-- Begin Records provided --

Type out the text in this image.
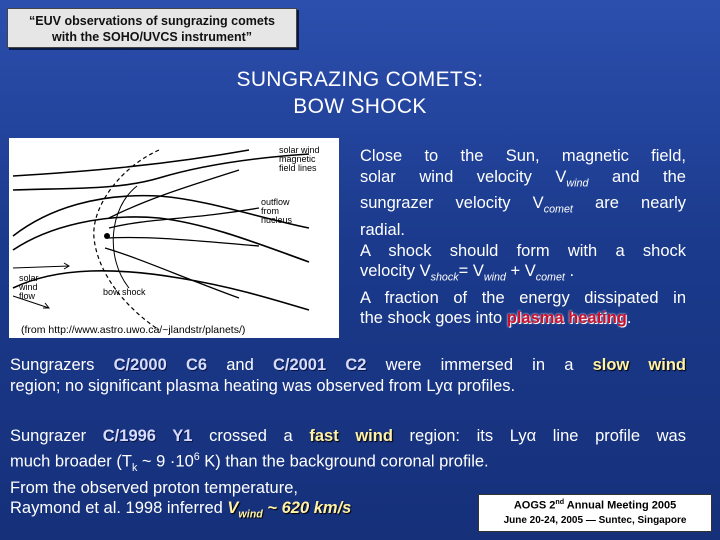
“EUV observations of sungrazing comets
with the SOHO/UVCS instrument”
SUNGRAZING COMETS:
BOW SHOCK
solar wind
magnetic
field lines
outflow
from
nucleus
solar
wind
flow	bow shock
(from http://www.astro.uwo.ca/~jlandstr/planets/)
Close to the Sun, magnetic field,
solar wind velocity $V_{wind}$ and the
sungrazer velocity $V_{comet}$ are nearly
radial.
A shock should form with a shock
velocity $V_{shock}= V_{wind} + V_{comet}$ .
A fraction of the energy dissipated in
the shock goes into plasma heating.
Sungrazers C/2000 C6 and C/2001 C2 were immersed in a slow wind
region; no significant plasma heating was observed from Lyα profiles.
Sungrazer C/1996 Y1 crossed a fast wind region: its Lyα line profile was
much broader ($T_k$ ~ $9 \cdot 10^6$ K) than the background coronal profile.
From the observed proton temperature,
Raymond et al. 1998 inferred $V_{wind}$ ~ 620 km/s	AOGS 2nd Annual Meeting 2005
June 20-24, 2005 — Suntec, Singapore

-- End Records provided --

Work instructions: Set down the material above as is, without any pictures.

Full output:
Type out the text in this image.
“EUV observations of sungrazing comets
with the SOHO/UVCS instrument”
SUNGRAZING COMETS:
BOW SHOCK
solar wind
magnetic
field lines
outflow
from
nucleus
solar
wind
flow	bow shock
(from http://www.astro.uwo.ca/~jlandstr/planets/)
Close to the Sun, magnetic field,
solar wind velocity $V_{wind}$ and the
sungrazer velocity $V_{comet}$ are nearly
radial.
A shock should form with a shock
velocity $V_{shock}= V_{wind} + V_{comet}$ .
A fraction of the energy dissipated in
the shock goes into plasma heating.
Sungrazers C/2000 C6 and C/2001 C2 were immersed in a slow wind
region; no significant plasma heating was observed from Lyα profiles.
Sungrazer C/1996 Y1 crossed a fast wind region: its Lyα line profile was
much broader ($T_k$ ~ $9 \cdot 10^6$ K) than the background coronal profile.
From the observed proton temperature,
Raymond et al. 1998 inferred $V_{wind}$ ~ 620 km/s	AOGS 2nd Annual Meeting 2005
June 20-24, 2005 — Suntec, Singapore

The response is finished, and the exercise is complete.